▶ Work to do
Print the records below exactly as they appear.

▶ Supplied records

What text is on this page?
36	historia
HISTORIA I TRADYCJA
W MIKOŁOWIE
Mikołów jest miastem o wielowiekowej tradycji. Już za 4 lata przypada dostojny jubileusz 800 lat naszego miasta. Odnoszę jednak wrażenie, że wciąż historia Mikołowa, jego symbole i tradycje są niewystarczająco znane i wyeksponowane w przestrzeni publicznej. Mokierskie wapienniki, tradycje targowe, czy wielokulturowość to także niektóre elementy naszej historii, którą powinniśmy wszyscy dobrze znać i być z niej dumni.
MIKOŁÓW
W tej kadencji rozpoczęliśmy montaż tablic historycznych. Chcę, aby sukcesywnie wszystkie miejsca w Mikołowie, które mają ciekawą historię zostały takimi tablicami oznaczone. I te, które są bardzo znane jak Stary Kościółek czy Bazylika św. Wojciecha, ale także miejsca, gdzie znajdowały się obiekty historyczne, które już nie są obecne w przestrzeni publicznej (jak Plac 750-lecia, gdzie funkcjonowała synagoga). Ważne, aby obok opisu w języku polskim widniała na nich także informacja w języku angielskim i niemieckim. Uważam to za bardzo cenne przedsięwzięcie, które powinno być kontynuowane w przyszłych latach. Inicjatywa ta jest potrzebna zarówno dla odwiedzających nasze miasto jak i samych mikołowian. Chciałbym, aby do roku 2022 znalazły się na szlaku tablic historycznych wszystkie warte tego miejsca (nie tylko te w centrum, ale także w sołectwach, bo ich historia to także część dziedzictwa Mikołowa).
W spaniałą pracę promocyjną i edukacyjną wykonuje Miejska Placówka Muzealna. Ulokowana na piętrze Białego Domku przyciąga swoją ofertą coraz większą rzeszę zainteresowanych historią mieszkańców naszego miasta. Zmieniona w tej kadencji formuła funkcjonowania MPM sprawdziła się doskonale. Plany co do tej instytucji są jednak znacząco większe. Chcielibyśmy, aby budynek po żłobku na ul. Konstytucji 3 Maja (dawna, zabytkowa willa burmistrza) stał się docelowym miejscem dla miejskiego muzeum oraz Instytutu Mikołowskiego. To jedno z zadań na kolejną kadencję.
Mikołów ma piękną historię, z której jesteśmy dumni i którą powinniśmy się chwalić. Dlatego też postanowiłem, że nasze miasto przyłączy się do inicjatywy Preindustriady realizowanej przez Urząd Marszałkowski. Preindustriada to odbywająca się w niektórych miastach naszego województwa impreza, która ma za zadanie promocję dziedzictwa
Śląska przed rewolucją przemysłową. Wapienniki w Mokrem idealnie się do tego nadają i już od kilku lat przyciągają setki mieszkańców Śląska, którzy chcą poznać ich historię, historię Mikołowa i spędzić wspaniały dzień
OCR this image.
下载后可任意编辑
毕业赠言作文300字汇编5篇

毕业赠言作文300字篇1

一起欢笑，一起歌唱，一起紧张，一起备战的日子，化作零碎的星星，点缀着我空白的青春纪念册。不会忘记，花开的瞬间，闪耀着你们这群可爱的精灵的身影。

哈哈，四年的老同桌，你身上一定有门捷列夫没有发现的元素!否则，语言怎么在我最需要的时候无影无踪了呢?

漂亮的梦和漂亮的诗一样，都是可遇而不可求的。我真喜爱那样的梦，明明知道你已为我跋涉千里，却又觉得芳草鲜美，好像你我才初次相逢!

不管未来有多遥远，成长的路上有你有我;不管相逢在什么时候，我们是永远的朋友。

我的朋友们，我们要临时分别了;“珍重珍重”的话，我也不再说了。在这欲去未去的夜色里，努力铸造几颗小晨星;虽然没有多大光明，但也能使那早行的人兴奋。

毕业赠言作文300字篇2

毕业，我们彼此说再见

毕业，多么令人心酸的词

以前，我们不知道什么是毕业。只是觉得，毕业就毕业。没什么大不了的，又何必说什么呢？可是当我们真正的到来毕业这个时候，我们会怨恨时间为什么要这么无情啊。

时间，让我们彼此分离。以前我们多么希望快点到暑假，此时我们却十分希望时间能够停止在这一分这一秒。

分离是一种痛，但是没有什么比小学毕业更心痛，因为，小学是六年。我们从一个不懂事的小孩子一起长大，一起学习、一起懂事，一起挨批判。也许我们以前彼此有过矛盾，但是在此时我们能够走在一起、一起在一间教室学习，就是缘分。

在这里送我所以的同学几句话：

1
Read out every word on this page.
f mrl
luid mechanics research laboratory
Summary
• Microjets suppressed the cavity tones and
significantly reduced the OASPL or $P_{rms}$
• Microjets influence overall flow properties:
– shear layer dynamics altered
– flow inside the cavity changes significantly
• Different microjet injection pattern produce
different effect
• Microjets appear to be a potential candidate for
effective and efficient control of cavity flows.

▶ Output for this task
What text is on this page?
36	historia
HISTORIA I TRADYCJA
W MIKOŁOWIE
Mikołów jest miastem o wielowiekowej tradycji. Już za 4 lata przypada dostojny jubileusz 800 lat naszego miasta. Odnoszę jednak wrażenie, że wciąż historia Mikołowa, jego symbole i tradycje są niewystarczająco znane i wyeksponowane w przestrzeni publicznej. Mokierskie wapienniki, tradycje targowe, czy wielokulturowość to także niektóre elementy naszej historii, którą powinniśmy wszyscy dobrze znać i być z niej dumni.
MIKOŁÓW
W tej kadencji rozpoczęliśmy montaż tablic historycznych. Chcę, aby sukcesywnie wszystkie miejsca w Mikołowie, które mają ciekawą historię zostały takimi tablicami oznaczone. I te, które są bardzo znane jak Stary Kościółek czy Bazylika św. Wojciecha, ale także miejsca, gdzie znajdowały się obiekty historyczne, które już nie są obecne w przestrzeni publicznej (jak Plac 750-lecia, gdzie funkcjonowała synagoga). Ważne, aby obok opisu w języku polskim widniała na nich także informacja w języku angielskim i niemieckim. Uważam to za bardzo cenne przedsięwzięcie, które powinno być kontynuowane w przyszłych latach. Inicjatywa ta jest potrzebna zarówno dla odwiedzających nasze miasto jak i samych mikołowian. Chciałbym, aby do roku 2022 znalazły się na szlaku tablic historycznych wszystkie warte tego miejsca (nie tylko te w centrum, ale także w sołectwach, bo ich historia to także część dziedzictwa Mikołowa).
W spaniałą pracę promocyjną i edukacyjną wykonuje Miejska Placówka Muzealna. Ulokowana na piętrze Białego Domku przyciąga swoją ofertą coraz większą rzeszę zainteresowanych historią mieszkańców naszego miasta. Zmieniona w tej kadencji formuła funkcjonowania MPM sprawdziła się doskonale. Plany co do tej instytucji są jednak znacząco większe. Chcielibyśmy, aby budynek po żłobku na ul. Konstytucji 3 Maja (dawna, zabytkowa willa burmistrza) stał się docelowym miejscem dla miejskiego muzeum oraz Instytutu Mikołowskiego. To jedno z zadań na kolejną kadencję.
Mikołów ma piękną historię, z której jesteśmy dumni i którą powinniśmy się chwalić. Dlatego też postanowiłem, że nasze miasto przyłączy się do inicjatywy Preindustriady realizowanej przez Urząd Marszałkowski. Preindustriada to odbywająca się w niektórych miastach naszego województwa impreza, która ma za zadanie promocję dziedzictwa
Śląska przed rewolucją przemysłową. Wapienniki w Mokrem idealnie się do tego nadają i już od kilku lat przyciągają setki mieszkańców Śląska, którzy chcą poznać ich historię, historię Mikołowa i spędzić wspaniały dzień
OCR this image.
下载后可任意编辑
毕业赠言作文300字汇编5篇

毕业赠言作文300字篇1

一起欢笑，一起歌唱，一起紧张，一起备战的日子，化作零碎的星星，点缀着我空白的青春纪念册。不会忘记，花开的瞬间，闪耀着你们这群可爱的精灵的身影。

哈哈，四年的老同桌，你身上一定有门捷列夫没有发现的元素!否则，语言怎么在我最需要的时候无影无踪了呢?

漂亮的梦和漂亮的诗一样，都是可遇而不可求的。我真喜爱那样的梦，明明知道你已为我跋涉千里，却又觉得芳草鲜美，好像你我才初次相逢!

不管未来有多遥远，成长的路上有你有我;不管相逢在什么时候，我们是永远的朋友。

我的朋友们，我们要临时分别了;“珍重珍重”的话，我也不再说了。在这欲去未去的夜色里，努力铸造几颗小晨星;虽然没有多大光明，但也能使那早行的人兴奋。

毕业赠言作文300字篇2

毕业，我们彼此说再见

毕业，多么令人心酸的词

以前，我们不知道什么是毕业。只是觉得，毕业就毕业。没什么大不了的，又何必说什么呢？可是当我们真正的到来毕业这个时候，我们会怨恨时间为什么要这么无情啊。

时间，让我们彼此分离。以前我们多么希望快点到暑假，此时我们却十分希望时间能够停止在这一分这一秒。

分离是一种痛，但是没有什么比小学毕业更心痛，因为，小学是六年。我们从一个不懂事的小孩子一起长大，一起学习、一起懂事，一起挨批判。也许我们以前彼此有过矛盾，但是在此时我们能够走在一起、一起在一间教室学习，就是缘分。

在这里送我所以的同学几句话：

1
Read out every word on this page.
f mrl
luid mechanics research laboratory
Summary
• Microjets suppressed the cavity tones and
significantly reduced the OASPL or $P_{rms}$
• Microjets influence overall flow properties:
– shear layer dynamics altered
– flow inside the cavity changes significantly
• Different microjet injection pattern produce
different effect
• Microjets appear to be a potential candidate for
effective and efficient control of cavity flows.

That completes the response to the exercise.